#### What the exercise asks:
Quote the full listing word for word.

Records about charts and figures
%%
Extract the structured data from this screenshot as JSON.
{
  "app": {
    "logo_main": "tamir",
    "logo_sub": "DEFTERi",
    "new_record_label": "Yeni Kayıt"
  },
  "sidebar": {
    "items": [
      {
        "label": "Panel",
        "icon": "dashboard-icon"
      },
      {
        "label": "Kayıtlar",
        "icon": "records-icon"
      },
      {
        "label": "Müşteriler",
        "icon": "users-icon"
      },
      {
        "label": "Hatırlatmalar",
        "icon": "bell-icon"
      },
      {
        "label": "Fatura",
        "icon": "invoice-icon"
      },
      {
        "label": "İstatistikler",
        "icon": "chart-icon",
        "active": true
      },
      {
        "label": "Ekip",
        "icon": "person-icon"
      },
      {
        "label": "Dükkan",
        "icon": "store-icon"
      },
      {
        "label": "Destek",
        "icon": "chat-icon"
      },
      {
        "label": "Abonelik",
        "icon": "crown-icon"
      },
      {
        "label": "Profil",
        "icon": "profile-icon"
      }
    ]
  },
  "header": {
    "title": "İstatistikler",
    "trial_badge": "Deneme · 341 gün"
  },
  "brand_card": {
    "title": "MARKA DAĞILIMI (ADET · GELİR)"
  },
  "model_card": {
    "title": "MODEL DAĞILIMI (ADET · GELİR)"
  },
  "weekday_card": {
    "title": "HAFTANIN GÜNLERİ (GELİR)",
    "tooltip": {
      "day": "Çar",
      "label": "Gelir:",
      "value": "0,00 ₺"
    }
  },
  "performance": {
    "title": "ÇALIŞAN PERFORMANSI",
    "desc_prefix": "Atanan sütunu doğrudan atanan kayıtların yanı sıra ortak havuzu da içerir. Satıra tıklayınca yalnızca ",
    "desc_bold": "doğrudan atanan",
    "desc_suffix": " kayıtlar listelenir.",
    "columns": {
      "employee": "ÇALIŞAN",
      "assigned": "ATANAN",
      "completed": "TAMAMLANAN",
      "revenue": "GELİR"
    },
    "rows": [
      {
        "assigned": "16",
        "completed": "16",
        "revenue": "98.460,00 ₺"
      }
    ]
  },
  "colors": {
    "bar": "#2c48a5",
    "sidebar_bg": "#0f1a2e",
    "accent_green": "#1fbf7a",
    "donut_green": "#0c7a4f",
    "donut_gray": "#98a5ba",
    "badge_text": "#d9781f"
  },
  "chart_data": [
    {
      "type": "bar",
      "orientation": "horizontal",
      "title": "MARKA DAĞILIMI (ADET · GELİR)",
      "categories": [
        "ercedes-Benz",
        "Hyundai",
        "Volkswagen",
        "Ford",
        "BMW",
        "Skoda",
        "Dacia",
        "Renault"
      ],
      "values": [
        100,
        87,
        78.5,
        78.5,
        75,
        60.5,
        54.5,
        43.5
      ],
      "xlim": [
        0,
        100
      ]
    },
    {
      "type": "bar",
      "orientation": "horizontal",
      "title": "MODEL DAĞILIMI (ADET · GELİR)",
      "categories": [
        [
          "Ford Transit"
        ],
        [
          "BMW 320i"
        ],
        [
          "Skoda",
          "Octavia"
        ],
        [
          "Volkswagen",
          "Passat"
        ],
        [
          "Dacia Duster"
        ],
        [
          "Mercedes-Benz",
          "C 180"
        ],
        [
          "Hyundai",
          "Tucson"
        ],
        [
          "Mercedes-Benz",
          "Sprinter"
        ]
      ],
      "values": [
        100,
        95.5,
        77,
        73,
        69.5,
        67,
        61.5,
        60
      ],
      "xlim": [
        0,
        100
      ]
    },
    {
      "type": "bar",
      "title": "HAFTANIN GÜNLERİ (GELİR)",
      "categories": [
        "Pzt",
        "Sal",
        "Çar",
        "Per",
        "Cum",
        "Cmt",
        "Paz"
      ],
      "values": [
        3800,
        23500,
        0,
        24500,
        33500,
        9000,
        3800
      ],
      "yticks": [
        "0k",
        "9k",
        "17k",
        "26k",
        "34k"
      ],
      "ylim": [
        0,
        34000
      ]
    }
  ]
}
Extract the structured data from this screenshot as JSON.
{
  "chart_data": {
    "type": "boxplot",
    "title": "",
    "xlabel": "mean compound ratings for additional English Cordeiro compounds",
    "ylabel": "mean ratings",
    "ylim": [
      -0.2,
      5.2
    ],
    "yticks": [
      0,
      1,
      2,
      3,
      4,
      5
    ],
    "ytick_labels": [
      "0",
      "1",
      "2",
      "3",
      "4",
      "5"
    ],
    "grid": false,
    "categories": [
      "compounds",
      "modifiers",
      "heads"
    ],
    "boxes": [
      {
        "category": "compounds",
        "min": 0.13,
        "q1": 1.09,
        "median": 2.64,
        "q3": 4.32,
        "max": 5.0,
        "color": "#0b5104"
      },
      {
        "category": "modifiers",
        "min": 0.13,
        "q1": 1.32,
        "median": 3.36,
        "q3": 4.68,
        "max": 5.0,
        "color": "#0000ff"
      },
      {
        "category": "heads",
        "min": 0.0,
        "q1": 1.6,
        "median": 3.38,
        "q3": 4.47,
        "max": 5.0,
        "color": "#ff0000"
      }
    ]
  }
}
%%
#### Correct answer:
Extract the structured data from this screenshot as JSON.
{
  "app": {
    "logo_main": "tamir",
    "logo_sub": "DEFTERi",
    "new_record_label": "Yeni Kayıt"
  },
  "sidebar": {
    "items": [
      {
        "label": "Panel",
        "icon": "dashboard-icon"
      },
      {
        "label": "Kayıtlar",
        "icon": "records-icon"
      },
      {
        "label": "Müşteriler",
        "icon": "users-icon"
      },
      {
        "label": "Hatırlatmalar",
        "icon": "bell-icon"
      },
      {
        "label": "Fatura",
        "icon": "invoice-icon"
      },
      {
        "label": "İstatistikler",
        "icon": "chart-icon",
        "active": true
      },
      {
        "label": "Ekip",
        "icon": "person-icon"
      },
      {
        "label": "Dükkan",
        "icon": "store-icon"
      },
      {
        "label": "Destek",
        "icon": "chat-icon"
      },
      {
        "label": "Abonelik",
        "icon": "crown-icon"
      },
      {
        "label": "Profil",
        "icon": "profile-icon"
      }
    ]
  },
  "header": {
    "title": "İstatistikler",
    "trial_badge": "Deneme · 341 gün"
  },
  "brand_card": {
    "title": "MARKA DAĞILIMI (ADET · GELİR)"
  },
  "model_card": {
    "title": "MODEL DAĞILIMI (ADET · GELİR)"
  },
  "weekday_card": {
    "title": "HAFTANIN GÜNLERİ (GELİR)",
    "tooltip": {
      "day": "Çar",
      "label": "Gelir:",
      "value": "0,00 ₺"
    }
  },
  "performance": {
    "title": "ÇALIŞAN PERFORMANSI",
    "desc_prefix": "Atanan sütunu doğrudan atanan kayıtların yanı sıra ortak havuzu da içerir. Satıra tıklayınca yalnızca ",
    "desc_bold": "doğrudan atanan",
    "desc_suffix": " kayıtlar listelenir.",
    "columns": {
      "employee": "ÇALIŞAN",
      "assigned": "ATANAN",
      "completed": "TAMAMLANAN",
      "revenue": "GELİR"
    },
    "rows": [
      {
        "assigned": "16",
        "completed": "16",
        "revenue": "98.460,00 ₺"
      }
    ]
  },
  "colors": {
    "bar": "#2c48a5",
    "sidebar_bg": "#0f1a2e",
    "accent_green": "#1fbf7a",
    "donut_green": "#0c7a4f",
    "donut_gray": "#98a5ba",
    "badge_text": "#d9781f"
  },
  "chart_data": [
    {
      "type": "bar",
      "orientation": "horizontal",
      "title": "MARKA DAĞILIMI (ADET · GELİR)",
      "categories": [
        "ercedes-Benz",
        "Hyundai",
        "Volkswagen",
        "Ford",
        "BMW",
        "Skoda",
        "Dacia",
        "Renault"
      ],
      "values": [
        100,
        87,
        78.5,
        78.5,
        75,
        60.5,
        54.5,
        43.5
      ],
      "xlim": [
        0,
        100
      ]
    },
    {
      "type": "bar",
      "orientation": "horizontal",
      "title": "MODEL DAĞILIMI (ADET · GELİR)",
      "categories": [
        [
          "Ford Transit"
        ],
        [
          "BMW 320i"
        ],
        [
          "Skoda",
          "Octavia"
        ],
        [
          "Volkswagen",
          "Passat"
        ],
        [
          "Dacia Duster"
        ],
        [
          "Mercedes-Benz",
          "C 180"
        ],
        [
          "Hyundai",
          "Tucson"
        ],
        [
          "Mercedes-Benz",
          "Sprinter"
        ]
      ],
      "values": [
        100,
        95.5,
        77,
        73,
        69.5,
        67,
        61.5,
        60
      ],
      "xlim": [
        0,
        100
      ]
    },
    {
      "type": "bar",
      "title": "HAFTANIN GÜNLERİ (GELİR)",
      "categories": [
        "Pzt",
        "Sal",
        "Çar",
        "Per",
        "Cum",
        "Cmt",
        "Paz"
      ],
      "values": [
        3800,
        23500,
        0,
        24500,
        33500,
        9000,
        3800
      ],
      "yticks": [
        "0k",
        "9k",
        "17k",
        "26k",
        "34k"
      ],
      "ylim": [
        0,
        34000
      ]
    }
  ]
}
Extract the structured data from this screenshot as JSON.
{
  "chart_data": {
    "type": "boxplot",
    "title": "",
    "xlabel": "mean compound ratings for additional English Cordeiro compounds",
    "ylabel": "mean ratings",
    "ylim": [
      -0.2,
      5.2
    ],
    "yticks": [
      0,
      1,
      2,
      3,
      4,
      5
    ],
    "ytick_labels": [
      "0",
      "1",
      "2",
      "3",
      "4",
      "5"
    ],
    "grid": false,
    "categories": [
      "compounds",
      "modifiers",
      "heads"
    ],
    "boxes": [
      {
        "category": "compounds",
        "min": 0.13,
        "q1": 1.09,
        "median": 2.64,
        "q3": 4.32,
        "max": 5.0,
        "color": "#0b5104"
      },
      {
        "category": "modifiers",
        "min": 0.13,
        "q1": 1.32,
        "median": 3.36,
        "q3": 4.68,
        "max": 5.0,
        "color": "#0000ff"
      },
      {
        "category": "heads",
        "min": 0.0,
        "q1": 1.6,
        "median": 3.38,
        "q3": 4.47,
        "max": 5.0,
        "color": "#ff0000"
      }
    ]
  }
}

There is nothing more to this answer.